** begin Data lines **

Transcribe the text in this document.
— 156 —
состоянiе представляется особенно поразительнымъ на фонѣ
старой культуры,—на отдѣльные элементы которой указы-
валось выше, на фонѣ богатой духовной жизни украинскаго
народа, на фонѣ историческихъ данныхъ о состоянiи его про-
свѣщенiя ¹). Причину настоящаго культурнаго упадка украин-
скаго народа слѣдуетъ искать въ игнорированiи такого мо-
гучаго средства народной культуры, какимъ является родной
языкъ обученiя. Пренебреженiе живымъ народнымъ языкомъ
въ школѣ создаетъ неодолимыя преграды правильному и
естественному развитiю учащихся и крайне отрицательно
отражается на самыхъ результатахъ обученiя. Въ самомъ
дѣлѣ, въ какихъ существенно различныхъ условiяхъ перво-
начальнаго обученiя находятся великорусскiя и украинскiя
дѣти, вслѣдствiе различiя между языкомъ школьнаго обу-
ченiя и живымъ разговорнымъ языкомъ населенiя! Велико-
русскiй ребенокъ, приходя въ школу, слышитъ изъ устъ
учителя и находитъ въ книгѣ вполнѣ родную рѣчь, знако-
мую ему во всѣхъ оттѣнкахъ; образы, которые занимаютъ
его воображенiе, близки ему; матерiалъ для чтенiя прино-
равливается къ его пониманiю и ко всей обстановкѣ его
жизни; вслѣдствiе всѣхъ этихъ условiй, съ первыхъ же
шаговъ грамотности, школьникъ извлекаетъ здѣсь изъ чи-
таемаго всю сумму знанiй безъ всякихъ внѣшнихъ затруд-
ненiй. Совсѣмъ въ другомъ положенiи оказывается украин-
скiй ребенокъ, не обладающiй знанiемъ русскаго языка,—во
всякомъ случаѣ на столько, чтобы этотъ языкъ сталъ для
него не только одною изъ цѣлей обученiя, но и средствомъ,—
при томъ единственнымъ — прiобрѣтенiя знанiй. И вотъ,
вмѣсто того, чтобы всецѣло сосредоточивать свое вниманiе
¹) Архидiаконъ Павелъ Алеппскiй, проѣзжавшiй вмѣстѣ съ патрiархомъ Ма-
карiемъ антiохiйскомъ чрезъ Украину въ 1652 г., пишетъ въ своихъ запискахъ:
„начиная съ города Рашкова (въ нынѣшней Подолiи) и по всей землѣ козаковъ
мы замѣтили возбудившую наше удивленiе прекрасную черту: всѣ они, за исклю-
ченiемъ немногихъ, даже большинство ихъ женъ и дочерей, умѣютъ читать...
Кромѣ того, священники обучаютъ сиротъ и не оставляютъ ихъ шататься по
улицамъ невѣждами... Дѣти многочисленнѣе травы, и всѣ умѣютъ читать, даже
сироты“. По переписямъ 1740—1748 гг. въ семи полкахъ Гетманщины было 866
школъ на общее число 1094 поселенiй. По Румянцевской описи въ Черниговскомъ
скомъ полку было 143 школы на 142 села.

** end Data lines **

◆ Stated problem: Copy out each line above, character for character.

◆ The response:
Transcribe the text in this document.
— 156 —
состоянiе представляется особенно поразительнымъ на фонѣ
старой культуры,—на отдѣльные элементы которой указы-
валось выше, на фонѣ богатой духовной жизни украинскаго
народа, на фонѣ историческихъ данныхъ о состоянiи его про-
свѣщенiя ¹). Причину настоящаго культурнаго упадка украин-
скаго народа слѣдуетъ искать въ игнорированiи такого мо-
гучаго средства народной культуры, какимъ является родной
языкъ обученiя. Пренебреженiе живымъ народнымъ языкомъ
въ школѣ создаетъ неодолимыя преграды правильному и
естественному развитiю учащихся и крайне отрицательно
отражается на самыхъ результатахъ обученiя. Въ самомъ
дѣлѣ, въ какихъ существенно различныхъ условiяхъ перво-
начальнаго обученiя находятся великорусскiя и украинскiя
дѣти, вслѣдствiе различiя между языкомъ школьнаго обу-
ченiя и живымъ разговорнымъ языкомъ населенiя! Велико-
русскiй ребенокъ, приходя въ школу, слышитъ изъ устъ
учителя и находитъ въ книгѣ вполнѣ родную рѣчь, знако-
мую ему во всѣхъ оттѣнкахъ; образы, которые занимаютъ
его воображенiе, близки ему; матерiалъ для чтенiя прино-
равливается къ его пониманiю и ко всей обстановкѣ его
жизни; вслѣдствiе всѣхъ этихъ условiй, съ первыхъ же
шаговъ грамотности, школьникъ извлекаетъ здѣсь изъ чи-
таемаго всю сумму знанiй безъ всякихъ внѣшнихъ затруд-
ненiй. Совсѣмъ въ другомъ положенiи оказывается украин-
скiй ребенокъ, не обладающiй знанiемъ русскаго языка,—во
всякомъ случаѣ на столько, чтобы этотъ языкъ сталъ для
него не только одною изъ цѣлей обученiя, но и средствомъ,—
при томъ единственнымъ — прiобрѣтенiя знанiй. И вотъ,
вмѣсто того, чтобы всецѣло сосредоточивать свое вниманiе
¹) Архидiаконъ Павелъ Алеппскiй, проѣзжавшiй вмѣстѣ съ патрiархомъ Ма-
карiемъ антiохiйскомъ чрезъ Украину въ 1652 г., пишетъ въ своихъ запискахъ:
„начиная съ города Рашкова (въ нынѣшней Подолiи) и по всей землѣ козаковъ
мы замѣтили возбудившую наше удивленiе прекрасную черту: всѣ они, за исклю-
ченiемъ немногихъ, даже большинство ихъ женъ и дочерей, умѣютъ читать...
Кромѣ того, священники обучаютъ сиротъ и не оставляютъ ихъ шататься по
улицамъ невѣждами... Дѣти многочисленнѣе травы, и всѣ умѣютъ читать, даже
сироты“. По переписямъ 1740—1748 гг. въ семи полкахъ Гетманщины было 866
школъ на общее число 1094 поселенiй. По Румянцевской описи въ Черниговскомъ
скомъ полку было 143 школы на 142 села.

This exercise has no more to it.